BEGIN

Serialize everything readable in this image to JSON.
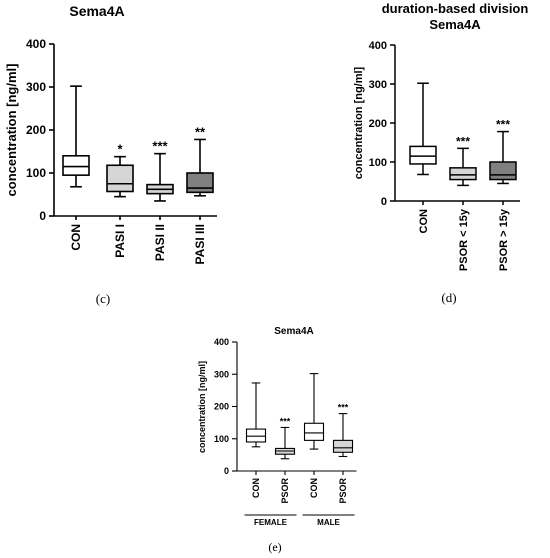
{
  "colors": {
    "con": "#ffffff",
    "light": "#d6d6d6",
    "dark": "#808080",
    "line": "#000000"
  },
  "chart_data": [
    {
      "type": "box",
      "title": "Sema4A",
      "caption": "(c)",
      "ylabel": "concentration [ng/ml]",
      "ylim": [
        0,
        400
      ],
      "yticks": [
        0,
        100,
        200,
        300,
        400
      ],
      "categories": [
        "CON",
        "PASI I",
        "PASI II",
        "PASI III"
      ],
      "boxes": [
        {
          "min": 68,
          "q1": 95,
          "median": 115,
          "q3": 140,
          "max": 302,
          "fill": "con",
          "sig": ""
        },
        {
          "min": 45,
          "q1": 57,
          "median": 75,
          "q3": 118,
          "max": 138,
          "fill": "light",
          "sig": "*"
        },
        {
          "min": 35,
          "q1": 52,
          "median": 62,
          "q3": 73,
          "max": 145,
          "fill": "light",
          "sig": "***"
        },
        {
          "min": 47,
          "q1": 55,
          "median": 65,
          "q3": 100,
          "max": 178,
          "fill": "dark",
          "sig": "**"
        }
      ]
    },
    {
      "type": "box",
      "title": "duration-based division\nSema4A",
      "caption": "(d)",
      "ylabel": "concentration [ng/ml]",
      "ylim": [
        0,
        400
      ],
      "yticks": [
        0,
        100,
        200,
        300,
        400
      ],
      "categories": [
        "CON",
        "PSOR < 15y",
        "PSOR > 15y"
      ],
      "boxes": [
        {
          "min": 68,
          "q1": 95,
          "median": 115,
          "q3": 140,
          "max": 302,
          "fill": "con",
          "sig": ""
        },
        {
          "min": 40,
          "q1": 55,
          "median": 67,
          "q3": 85,
          "max": 135,
          "fill": "light",
          "sig": "***"
        },
        {
          "min": 45,
          "q1": 55,
          "median": 67,
          "q3": 100,
          "max": 178,
          "fill": "dark",
          "sig": "***"
        }
      ]
    },
    {
      "type": "box",
      "title": "Sema4A",
      "caption": "(e)",
      "ylabel": "concentration [ng/ml]",
      "ylim": [
        0,
        400
      ],
      "yticks": [
        0,
        100,
        200,
        300,
        400
      ],
      "categories": [
        "CON",
        "PSOR",
        "CON",
        "PSOR"
      ],
      "groups": [
        {
          "label": "FEMALE",
          "span": [
            0,
            1
          ]
        },
        {
          "label": "MALE",
          "span": [
            2,
            3
          ]
        }
      ],
      "boxes": [
        {
          "min": 75,
          "q1": 90,
          "median": 108,
          "q3": 130,
          "max": 273,
          "fill": "con",
          "sig": ""
        },
        {
          "min": 38,
          "q1": 52,
          "median": 62,
          "q3": 70,
          "max": 135,
          "fill": "light",
          "sig": "***"
        },
        {
          "min": 68,
          "q1": 95,
          "median": 118,
          "q3": 148,
          "max": 302,
          "fill": "con",
          "sig": ""
        },
        {
          "min": 45,
          "q1": 58,
          "median": 72,
          "q3": 95,
          "max": 178,
          "fill": "light",
          "sig": "***"
        }
      ]
    }
  ]
}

END

Work to complete
Reproduce the whole listing word for word, setting aside any pictures.

Written solution
Serialize everything readable in this image to JSON.
{
  "colors": {
    "con": "#ffffff",
    "light": "#d6d6d6",
    "dark": "#808080",
    "line": "#000000"
  },
  "chart_data": [
    {
      "type": "box",
      "title": "Sema4A",
      "caption": "(c)",
      "ylabel": "concentration [ng/ml]",
      "ylim": [
        0,
        400
      ],
      "yticks": [
        0,
        100,
        200,
        300,
        400
      ],
      "categories": [
        "CON",
        "PASI I",
        "PASI II",
        "PASI III"
      ],
      "boxes": [
        {
          "min": 68,
          "q1": 95,
          "median": 115,
          "q3": 140,
          "max": 302,
          "fill": "con",
          "sig": ""
        },
        {
          "min": 45,
          "q1": 57,
          "median": 75,
          "q3": 118,
          "max": 138,
          "fill": "light",
          "sig": "*"
        },
        {
          "min": 35,
          "q1": 52,
          "median": 62,
          "q3": 73,
          "max": 145,
          "fill": "light",
          "sig": "***"
        },
        {
          "min": 47,
          "q1": 55,
          "median": 65,
          "q3": 100,
          "max": 178,
          "fill": "dark",
          "sig": "**"
        }
      ]
    },
    {
      "type": "box",
      "title": "duration-based division\nSema4A",
      "caption": "(d)",
      "ylabel": "concentration [ng/ml]",
      "ylim": [
        0,
        400
      ],
      "yticks": [
        0,
        100,
        200,
        300,
        400
      ],
      "categories": [
        "CON",
        "PSOR < 15y",
        "PSOR > 15y"
      ],
      "boxes": [
        {
          "min": 68,
          "q1": 95,
          "median": 115,
          "q3": 140,
          "max": 302,
          "fill": "con",
          "sig": ""
        },
        {
          "min": 40,
          "q1": 55,
          "median": 67,
          "q3": 85,
          "max": 135,
          "fill": "light",
          "sig": "***"
        },
        {
          "min": 45,
          "q1": 55,
          "median": 67,
          "q3": 100,
          "max": 178,
          "fill": "dark",
          "sig": "***"
        }
      ]
    },
    {
      "type": "box",
      "title": "Sema4A",
      "caption": "(e)",
      "ylabel": "concentration [ng/ml]",
      "ylim": [
        0,
        400
      ],
      "yticks": [
        0,
        100,
        200,
        300,
        400
      ],
      "categories": [
        "CON",
        "PSOR",
        "CON",
        "PSOR"
      ],
      "groups": [
        {
          "label": "FEMALE",
          "span": [
            0,
            1
          ]
        },
        {
          "label": "MALE",
          "span": [
            2,
            3
          ]
        }
      ],
      "boxes": [
        {
          "min": 75,
          "q1": 90,
          "median": 108,
          "q3": 130,
          "max": 273,
          "fill": "con",
          "sig": ""
        },
        {
          "min": 38,
          "q1": 52,
          "median": 62,
          "q3": 70,
          "max": 135,
          "fill": "light",
          "sig": "***"
        },
        {
          "min": 68,
          "q1": 95,
          "median": 118,
          "q3": 148,
          "max": 302,
          "fill": "con",
          "sig": ""
        },
        {
          "min": 45,
          "q1": 58,
          "median": 72,
          "q3": 95,
          "max": 178,
          "fill": "light",
          "sig": "***"
        }
      ]
    }
  ]
}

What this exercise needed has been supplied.